# EXERCISE TASK:
Give the count of lines that include the string "JSON". Add nothing to it.

[start]

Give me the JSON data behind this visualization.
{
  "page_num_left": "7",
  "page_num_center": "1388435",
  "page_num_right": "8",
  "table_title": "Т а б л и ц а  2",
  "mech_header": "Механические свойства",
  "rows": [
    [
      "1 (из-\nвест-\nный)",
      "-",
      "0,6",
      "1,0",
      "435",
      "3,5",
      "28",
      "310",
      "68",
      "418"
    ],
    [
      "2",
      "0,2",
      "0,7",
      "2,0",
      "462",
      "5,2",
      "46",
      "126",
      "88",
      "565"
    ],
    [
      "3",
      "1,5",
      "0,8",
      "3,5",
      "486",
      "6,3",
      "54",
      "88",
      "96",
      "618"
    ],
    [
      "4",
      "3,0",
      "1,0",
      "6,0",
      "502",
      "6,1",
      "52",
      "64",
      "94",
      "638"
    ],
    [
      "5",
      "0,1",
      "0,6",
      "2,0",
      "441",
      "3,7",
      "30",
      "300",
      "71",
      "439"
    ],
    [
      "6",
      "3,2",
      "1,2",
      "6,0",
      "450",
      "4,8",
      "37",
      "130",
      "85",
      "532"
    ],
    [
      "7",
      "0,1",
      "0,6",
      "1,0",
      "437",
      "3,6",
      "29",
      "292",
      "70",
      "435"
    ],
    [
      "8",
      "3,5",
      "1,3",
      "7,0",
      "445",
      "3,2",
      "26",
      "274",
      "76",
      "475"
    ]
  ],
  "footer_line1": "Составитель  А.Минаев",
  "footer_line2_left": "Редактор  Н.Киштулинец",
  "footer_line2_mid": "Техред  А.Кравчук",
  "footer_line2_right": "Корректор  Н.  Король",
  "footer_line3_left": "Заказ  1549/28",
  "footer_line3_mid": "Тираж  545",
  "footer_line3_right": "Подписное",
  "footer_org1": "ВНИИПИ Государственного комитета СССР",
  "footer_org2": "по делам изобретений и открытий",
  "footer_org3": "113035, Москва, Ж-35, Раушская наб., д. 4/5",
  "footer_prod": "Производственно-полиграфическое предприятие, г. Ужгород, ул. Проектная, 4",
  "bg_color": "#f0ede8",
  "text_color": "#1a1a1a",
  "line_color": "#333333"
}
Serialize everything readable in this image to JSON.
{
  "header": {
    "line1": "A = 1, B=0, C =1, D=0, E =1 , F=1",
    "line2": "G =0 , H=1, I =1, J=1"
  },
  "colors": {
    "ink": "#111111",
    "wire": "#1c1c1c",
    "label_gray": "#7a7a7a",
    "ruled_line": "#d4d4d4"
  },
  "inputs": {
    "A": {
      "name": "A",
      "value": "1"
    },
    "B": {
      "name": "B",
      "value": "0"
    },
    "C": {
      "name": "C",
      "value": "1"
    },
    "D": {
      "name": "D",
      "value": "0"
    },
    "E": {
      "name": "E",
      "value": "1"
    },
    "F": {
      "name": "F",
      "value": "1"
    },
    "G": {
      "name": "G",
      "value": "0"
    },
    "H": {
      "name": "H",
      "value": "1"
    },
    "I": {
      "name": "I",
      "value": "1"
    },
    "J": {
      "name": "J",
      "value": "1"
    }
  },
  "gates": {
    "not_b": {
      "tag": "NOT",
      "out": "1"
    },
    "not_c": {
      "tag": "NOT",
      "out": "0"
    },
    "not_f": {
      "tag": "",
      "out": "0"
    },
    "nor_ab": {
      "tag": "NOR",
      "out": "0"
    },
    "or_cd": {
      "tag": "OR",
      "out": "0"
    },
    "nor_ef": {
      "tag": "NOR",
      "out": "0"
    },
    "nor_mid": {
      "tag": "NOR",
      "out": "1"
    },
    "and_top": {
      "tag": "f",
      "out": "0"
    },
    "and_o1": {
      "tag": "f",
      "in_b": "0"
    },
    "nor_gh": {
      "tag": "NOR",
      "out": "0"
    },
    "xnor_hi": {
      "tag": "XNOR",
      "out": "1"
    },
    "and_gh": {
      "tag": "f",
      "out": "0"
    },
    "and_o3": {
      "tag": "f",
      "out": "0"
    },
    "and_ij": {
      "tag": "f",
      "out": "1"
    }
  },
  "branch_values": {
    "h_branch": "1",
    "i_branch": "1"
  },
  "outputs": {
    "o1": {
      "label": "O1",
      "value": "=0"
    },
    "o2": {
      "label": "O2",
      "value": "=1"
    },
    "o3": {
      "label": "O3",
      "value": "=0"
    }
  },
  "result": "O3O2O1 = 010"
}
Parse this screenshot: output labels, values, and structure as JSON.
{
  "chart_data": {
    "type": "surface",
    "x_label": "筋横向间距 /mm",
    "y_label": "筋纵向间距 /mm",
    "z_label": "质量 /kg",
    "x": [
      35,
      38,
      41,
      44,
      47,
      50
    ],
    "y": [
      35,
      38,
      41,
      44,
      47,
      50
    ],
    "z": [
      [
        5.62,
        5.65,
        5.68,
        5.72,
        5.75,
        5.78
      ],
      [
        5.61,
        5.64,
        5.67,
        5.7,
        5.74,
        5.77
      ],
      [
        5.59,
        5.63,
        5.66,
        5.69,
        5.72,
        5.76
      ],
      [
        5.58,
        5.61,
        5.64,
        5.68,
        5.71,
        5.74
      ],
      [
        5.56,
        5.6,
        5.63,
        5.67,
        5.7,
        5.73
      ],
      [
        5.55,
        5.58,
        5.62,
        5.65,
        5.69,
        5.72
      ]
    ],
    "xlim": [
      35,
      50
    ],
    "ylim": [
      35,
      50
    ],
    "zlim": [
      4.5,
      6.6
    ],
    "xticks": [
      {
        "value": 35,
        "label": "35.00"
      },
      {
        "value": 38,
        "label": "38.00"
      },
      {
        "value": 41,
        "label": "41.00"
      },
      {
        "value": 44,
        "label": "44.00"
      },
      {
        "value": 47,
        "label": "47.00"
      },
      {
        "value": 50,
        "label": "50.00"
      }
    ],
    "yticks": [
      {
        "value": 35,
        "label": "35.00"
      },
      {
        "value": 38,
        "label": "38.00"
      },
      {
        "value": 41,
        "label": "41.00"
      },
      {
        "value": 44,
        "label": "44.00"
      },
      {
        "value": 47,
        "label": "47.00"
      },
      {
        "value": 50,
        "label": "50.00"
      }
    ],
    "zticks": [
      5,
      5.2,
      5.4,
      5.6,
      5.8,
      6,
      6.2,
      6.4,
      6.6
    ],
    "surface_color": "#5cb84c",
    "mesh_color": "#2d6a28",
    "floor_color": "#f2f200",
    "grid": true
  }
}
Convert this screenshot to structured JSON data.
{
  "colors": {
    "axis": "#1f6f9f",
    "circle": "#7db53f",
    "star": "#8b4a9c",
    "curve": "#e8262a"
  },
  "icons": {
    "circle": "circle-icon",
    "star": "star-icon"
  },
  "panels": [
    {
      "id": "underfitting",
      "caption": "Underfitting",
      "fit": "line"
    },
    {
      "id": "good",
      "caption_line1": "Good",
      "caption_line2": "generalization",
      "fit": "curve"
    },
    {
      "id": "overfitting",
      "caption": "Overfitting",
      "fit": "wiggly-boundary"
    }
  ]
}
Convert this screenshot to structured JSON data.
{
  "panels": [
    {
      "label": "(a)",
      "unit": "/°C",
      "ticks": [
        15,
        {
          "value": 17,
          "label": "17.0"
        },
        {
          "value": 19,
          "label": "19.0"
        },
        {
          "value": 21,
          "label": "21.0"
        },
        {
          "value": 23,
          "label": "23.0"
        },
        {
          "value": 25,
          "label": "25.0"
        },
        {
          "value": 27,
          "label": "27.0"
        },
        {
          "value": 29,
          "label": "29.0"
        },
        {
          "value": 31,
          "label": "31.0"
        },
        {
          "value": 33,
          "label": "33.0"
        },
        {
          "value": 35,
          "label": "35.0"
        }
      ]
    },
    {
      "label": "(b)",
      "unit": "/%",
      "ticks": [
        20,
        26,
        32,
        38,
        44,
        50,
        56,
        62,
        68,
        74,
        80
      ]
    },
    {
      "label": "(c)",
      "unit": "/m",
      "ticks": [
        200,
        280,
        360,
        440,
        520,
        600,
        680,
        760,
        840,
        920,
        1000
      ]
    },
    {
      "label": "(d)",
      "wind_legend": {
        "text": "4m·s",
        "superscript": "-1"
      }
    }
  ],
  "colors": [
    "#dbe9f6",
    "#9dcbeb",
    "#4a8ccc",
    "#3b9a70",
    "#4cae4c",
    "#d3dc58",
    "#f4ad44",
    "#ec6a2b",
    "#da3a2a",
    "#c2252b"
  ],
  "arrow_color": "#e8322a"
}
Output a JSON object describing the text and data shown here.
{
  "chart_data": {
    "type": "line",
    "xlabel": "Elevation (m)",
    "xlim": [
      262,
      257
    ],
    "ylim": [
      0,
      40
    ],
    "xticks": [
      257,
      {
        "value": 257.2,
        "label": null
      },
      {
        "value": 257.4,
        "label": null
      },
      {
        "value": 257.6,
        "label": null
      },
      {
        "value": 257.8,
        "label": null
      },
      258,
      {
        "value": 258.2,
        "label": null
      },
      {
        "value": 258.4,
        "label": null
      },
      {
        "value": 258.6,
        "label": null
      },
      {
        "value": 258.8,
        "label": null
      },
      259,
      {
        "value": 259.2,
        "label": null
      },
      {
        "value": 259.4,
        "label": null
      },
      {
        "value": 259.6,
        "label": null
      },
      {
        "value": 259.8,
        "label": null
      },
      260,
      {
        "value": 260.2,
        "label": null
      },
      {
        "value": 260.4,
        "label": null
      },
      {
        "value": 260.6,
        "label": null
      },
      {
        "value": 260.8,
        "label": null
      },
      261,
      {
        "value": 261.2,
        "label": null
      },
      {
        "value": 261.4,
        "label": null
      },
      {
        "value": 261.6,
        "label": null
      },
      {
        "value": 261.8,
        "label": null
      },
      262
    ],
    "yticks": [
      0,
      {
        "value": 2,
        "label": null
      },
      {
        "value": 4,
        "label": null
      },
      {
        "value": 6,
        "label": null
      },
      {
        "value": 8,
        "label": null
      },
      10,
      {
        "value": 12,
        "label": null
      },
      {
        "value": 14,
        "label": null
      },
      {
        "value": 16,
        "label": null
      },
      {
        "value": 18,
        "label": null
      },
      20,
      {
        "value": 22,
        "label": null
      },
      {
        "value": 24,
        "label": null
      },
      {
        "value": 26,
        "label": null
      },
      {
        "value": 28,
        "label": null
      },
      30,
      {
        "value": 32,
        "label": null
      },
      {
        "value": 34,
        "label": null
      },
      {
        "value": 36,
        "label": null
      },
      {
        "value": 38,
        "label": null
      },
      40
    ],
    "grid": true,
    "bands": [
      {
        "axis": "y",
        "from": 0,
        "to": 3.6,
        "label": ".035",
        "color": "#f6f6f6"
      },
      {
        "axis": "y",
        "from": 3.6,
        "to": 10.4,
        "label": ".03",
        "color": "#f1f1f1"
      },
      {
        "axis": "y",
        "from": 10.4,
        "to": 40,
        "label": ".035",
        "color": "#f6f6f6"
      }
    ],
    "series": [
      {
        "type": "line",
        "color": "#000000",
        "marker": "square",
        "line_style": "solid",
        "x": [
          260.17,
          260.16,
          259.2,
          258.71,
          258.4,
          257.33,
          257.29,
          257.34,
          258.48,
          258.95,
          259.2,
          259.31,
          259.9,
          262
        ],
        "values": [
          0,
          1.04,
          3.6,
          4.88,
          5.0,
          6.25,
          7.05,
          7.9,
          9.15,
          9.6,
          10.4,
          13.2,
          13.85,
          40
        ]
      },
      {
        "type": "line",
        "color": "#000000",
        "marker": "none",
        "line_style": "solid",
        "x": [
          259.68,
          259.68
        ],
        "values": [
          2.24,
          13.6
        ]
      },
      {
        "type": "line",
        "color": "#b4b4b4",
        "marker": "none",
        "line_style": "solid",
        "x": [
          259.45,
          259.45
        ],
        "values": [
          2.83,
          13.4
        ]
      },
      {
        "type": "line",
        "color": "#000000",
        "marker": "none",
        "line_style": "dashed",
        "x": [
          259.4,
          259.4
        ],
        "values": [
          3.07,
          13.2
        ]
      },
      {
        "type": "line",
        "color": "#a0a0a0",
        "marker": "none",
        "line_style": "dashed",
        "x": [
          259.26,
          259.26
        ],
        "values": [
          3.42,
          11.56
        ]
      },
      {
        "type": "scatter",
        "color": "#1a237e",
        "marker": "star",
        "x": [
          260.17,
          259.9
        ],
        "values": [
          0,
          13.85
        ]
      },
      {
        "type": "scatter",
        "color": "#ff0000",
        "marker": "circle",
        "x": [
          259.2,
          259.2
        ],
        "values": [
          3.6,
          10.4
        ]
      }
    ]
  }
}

[end]

# COMPLETE OUTPUT:
6